_Stated exercise:_ A verbatim copy of the records is required, with all pictures left out.

_Entries:_
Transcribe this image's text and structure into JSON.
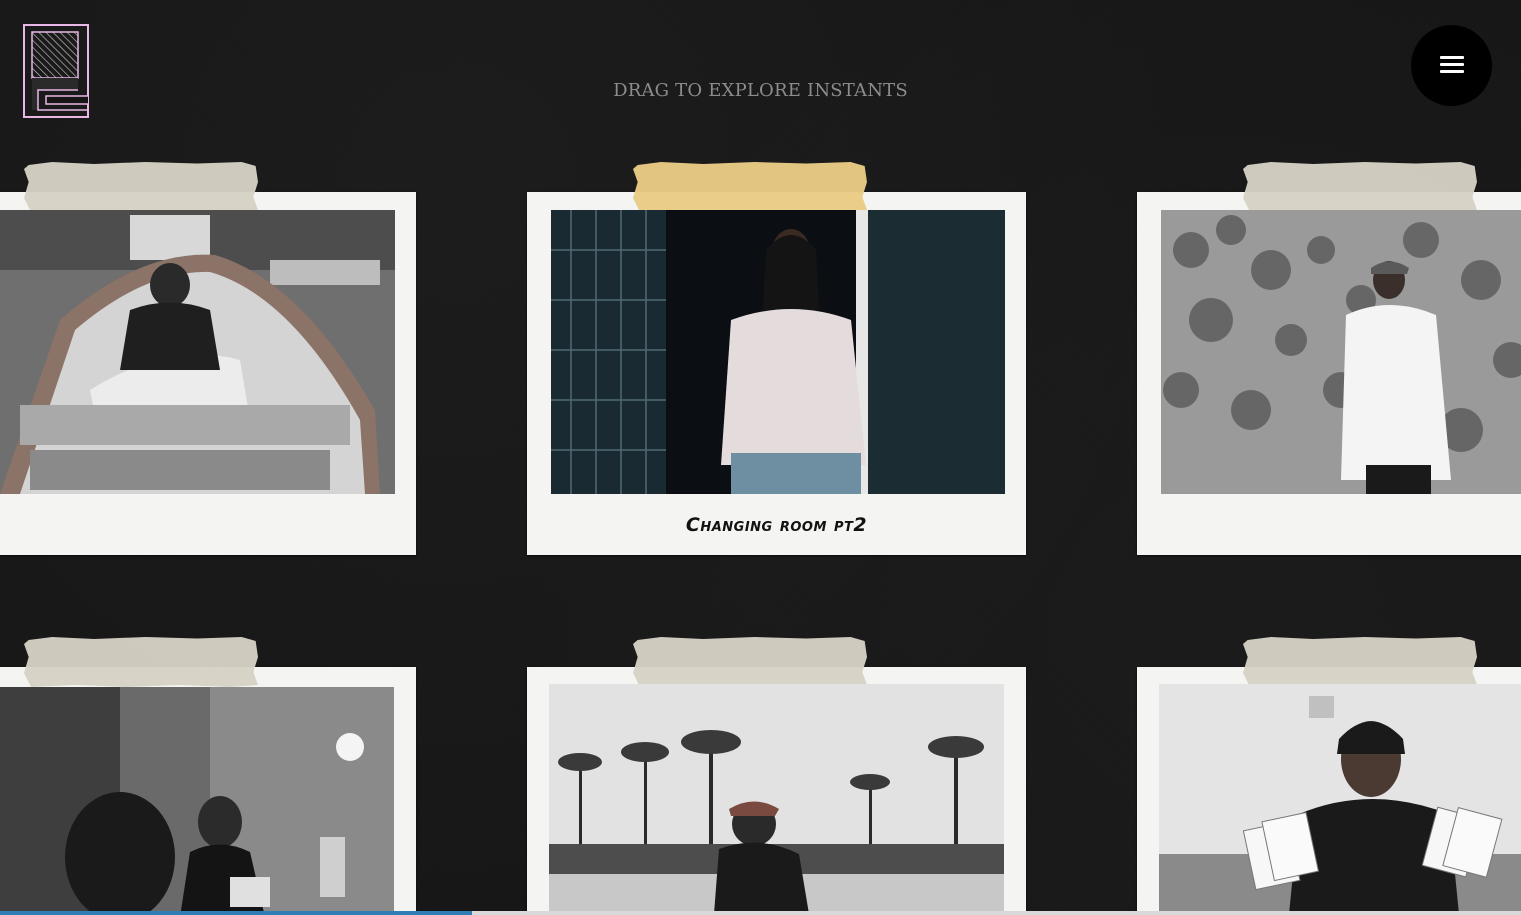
{
  "header": {
    "logo_icon": "pe-monogram-logo",
    "hint": "DRAG TO EXPLORE INSTANTS",
    "menu_icon": "hamburger-menu-icon"
  },
  "colors": {
    "background": "#161616",
    "polaroid_frame": "#f4f4f3",
    "tape": "#d6d1c5",
    "tape_highlight": "#e8cb84",
    "logo_stroke": "#e8b7e6",
    "menu_button": "#000000",
    "progress": "#2f7fb6"
  },
  "instants": [
    {
      "caption": "",
      "scene": "woman-in-boat"
    },
    {
      "caption": "Changing room pt2",
      "scene": "woman-in-changing-room"
    },
    {
      "caption": "",
      "scene": "woman-by-ivy-wall"
    },
    {
      "caption": "",
      "scene": "women-at-table"
    },
    {
      "caption": "",
      "scene": "man-with-palm-trees"
    },
    {
      "caption": "",
      "scene": "woman-holding-cards"
    }
  ],
  "scroll": {
    "progress": 0.31
  }
}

_Finished exercise:_
Transcribe this image's text and structure into JSON.
{
  "header": {
    "logo_icon": "pe-monogram-logo",
    "hint": "DRAG TO EXPLORE INSTANTS",
    "menu_icon": "hamburger-menu-icon"
  },
  "colors": {
    "background": "#161616",
    "polaroid_frame": "#f4f4f3",
    "tape": "#d6d1c5",
    "tape_highlight": "#e8cb84",
    "logo_stroke": "#e8b7e6",
    "menu_button": "#000000",
    "progress": "#2f7fb6"
  },
  "instants": [
    {
      "caption": "",
      "scene": "woman-in-boat"
    },
    {
      "caption": "Changing room pt2",
      "scene": "woman-in-changing-room"
    },
    {
      "caption": "",
      "scene": "woman-by-ivy-wall"
    },
    {
      "caption": "",
      "scene": "women-at-table"
    },
    {
      "caption": "",
      "scene": "man-with-palm-trees"
    },
    {
      "caption": "",
      "scene": "woman-holding-cards"
    }
  ],
  "scroll": {
    "progress": 0.31
  }
}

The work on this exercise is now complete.